- TASK GOAL: Comb through the entries for "external" and pull out each line that holds it.

- DATASET RECORDS:
[START]

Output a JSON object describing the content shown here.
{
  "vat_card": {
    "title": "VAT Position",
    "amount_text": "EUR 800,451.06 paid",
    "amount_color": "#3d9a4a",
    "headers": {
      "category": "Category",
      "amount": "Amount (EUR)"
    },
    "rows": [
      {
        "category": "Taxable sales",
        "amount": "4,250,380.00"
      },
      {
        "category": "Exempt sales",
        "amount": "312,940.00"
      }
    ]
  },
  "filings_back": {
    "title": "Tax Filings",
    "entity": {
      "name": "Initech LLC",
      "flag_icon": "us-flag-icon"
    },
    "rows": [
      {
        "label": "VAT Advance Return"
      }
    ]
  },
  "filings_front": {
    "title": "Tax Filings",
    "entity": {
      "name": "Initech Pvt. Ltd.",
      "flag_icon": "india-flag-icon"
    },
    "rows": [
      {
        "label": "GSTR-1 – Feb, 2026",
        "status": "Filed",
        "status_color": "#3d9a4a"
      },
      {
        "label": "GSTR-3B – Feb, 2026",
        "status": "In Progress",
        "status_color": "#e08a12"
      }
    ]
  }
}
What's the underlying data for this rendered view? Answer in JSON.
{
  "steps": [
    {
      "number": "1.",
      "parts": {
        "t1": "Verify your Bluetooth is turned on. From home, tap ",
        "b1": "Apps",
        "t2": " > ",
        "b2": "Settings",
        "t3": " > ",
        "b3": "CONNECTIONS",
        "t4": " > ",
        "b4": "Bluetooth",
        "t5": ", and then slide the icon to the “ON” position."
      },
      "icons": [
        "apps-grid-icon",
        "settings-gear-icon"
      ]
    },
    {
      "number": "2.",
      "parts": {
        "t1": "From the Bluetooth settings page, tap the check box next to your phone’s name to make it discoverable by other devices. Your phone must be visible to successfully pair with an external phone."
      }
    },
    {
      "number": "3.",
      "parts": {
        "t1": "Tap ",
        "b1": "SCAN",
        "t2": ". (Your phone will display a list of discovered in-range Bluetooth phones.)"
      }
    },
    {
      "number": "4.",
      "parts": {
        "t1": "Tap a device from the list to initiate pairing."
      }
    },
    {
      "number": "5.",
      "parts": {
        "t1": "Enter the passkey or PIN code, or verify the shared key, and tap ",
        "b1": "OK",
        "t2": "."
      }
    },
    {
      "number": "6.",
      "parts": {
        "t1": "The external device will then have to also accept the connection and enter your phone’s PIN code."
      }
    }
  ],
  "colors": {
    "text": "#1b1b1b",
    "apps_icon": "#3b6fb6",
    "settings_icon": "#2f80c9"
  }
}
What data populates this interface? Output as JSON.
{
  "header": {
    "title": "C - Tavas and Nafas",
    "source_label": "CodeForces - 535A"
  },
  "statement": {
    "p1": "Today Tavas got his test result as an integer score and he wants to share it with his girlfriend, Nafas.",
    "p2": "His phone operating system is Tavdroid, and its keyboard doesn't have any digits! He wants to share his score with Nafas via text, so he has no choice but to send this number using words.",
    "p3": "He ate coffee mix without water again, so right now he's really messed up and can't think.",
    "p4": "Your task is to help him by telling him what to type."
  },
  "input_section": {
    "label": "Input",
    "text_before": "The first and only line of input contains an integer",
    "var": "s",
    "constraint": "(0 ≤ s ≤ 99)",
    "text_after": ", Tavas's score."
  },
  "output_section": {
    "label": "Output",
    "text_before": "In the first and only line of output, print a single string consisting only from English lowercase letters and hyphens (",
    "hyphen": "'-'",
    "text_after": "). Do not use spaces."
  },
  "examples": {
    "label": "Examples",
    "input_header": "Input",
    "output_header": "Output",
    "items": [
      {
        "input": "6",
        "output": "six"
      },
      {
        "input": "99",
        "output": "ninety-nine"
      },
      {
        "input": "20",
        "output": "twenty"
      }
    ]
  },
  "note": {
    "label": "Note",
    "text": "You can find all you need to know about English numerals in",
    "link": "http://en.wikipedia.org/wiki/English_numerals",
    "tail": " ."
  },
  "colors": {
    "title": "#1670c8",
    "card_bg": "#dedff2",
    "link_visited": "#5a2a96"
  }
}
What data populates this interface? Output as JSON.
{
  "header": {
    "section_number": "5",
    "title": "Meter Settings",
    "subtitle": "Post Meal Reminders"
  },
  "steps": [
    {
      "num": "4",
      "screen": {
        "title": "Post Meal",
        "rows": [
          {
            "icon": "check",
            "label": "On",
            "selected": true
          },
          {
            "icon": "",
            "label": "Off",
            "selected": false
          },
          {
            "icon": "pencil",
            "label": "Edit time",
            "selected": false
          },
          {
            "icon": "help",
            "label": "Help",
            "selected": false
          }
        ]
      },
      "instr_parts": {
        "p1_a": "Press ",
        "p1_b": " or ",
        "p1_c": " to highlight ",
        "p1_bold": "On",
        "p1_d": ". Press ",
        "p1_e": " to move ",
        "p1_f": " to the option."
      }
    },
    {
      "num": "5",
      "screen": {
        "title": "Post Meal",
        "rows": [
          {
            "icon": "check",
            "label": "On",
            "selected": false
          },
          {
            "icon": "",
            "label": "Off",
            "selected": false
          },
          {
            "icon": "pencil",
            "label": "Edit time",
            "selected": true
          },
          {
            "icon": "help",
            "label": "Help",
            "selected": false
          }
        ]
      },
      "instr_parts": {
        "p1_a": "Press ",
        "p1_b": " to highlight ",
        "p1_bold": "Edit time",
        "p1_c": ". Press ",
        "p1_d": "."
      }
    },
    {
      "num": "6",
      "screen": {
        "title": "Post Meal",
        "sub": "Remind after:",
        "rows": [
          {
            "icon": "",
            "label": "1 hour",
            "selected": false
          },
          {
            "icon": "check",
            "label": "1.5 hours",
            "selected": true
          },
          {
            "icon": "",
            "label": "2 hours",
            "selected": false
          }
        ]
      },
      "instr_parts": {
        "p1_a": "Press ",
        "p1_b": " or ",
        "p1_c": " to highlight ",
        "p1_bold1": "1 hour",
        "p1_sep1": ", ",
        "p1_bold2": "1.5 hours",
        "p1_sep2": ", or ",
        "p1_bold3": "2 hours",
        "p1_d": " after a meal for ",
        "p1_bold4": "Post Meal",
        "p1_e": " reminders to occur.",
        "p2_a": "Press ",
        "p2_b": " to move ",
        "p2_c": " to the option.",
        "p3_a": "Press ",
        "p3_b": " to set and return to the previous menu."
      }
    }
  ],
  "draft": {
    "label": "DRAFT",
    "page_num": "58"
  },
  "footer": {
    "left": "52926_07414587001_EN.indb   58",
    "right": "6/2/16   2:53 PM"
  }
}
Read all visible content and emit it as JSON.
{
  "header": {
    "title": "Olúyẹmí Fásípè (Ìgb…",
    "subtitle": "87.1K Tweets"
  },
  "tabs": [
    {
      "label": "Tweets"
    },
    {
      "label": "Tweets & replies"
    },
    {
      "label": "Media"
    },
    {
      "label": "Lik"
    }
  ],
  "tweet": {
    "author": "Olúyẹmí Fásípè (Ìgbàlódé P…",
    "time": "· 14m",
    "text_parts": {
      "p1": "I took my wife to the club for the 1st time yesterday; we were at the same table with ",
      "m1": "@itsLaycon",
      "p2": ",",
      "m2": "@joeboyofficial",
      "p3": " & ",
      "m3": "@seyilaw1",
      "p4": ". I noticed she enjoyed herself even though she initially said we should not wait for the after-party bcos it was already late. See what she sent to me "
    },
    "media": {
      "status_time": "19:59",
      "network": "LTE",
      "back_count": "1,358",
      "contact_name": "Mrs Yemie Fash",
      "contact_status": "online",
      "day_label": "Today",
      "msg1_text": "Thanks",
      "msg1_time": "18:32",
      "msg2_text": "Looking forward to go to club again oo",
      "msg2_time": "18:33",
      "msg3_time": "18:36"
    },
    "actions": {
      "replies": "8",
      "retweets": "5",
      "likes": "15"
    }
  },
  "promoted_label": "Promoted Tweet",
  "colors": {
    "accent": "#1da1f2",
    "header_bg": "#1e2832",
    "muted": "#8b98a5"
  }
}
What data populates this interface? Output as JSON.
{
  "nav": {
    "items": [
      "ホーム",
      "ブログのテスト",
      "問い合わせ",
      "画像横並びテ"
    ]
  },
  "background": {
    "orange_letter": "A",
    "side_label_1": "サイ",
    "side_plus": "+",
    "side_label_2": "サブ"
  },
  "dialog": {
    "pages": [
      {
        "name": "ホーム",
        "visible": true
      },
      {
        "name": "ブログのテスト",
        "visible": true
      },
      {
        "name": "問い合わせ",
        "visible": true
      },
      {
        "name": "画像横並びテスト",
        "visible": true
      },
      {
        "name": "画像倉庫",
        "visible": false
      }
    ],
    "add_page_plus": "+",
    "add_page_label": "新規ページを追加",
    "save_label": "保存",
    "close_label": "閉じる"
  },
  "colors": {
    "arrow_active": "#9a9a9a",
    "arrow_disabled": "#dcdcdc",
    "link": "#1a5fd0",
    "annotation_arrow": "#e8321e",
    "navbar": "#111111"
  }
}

[END]

- SOLUTION FOR THIS TASK:
        "t1": "From the Bluetooth settings page, tap the check box next to your phone’s name to make it discoverable by other devices. Your phone must be visible to successfully pair with an external phone."
        "t1": "The external device will then have to also accept the connection and enter your phone’s PIN code."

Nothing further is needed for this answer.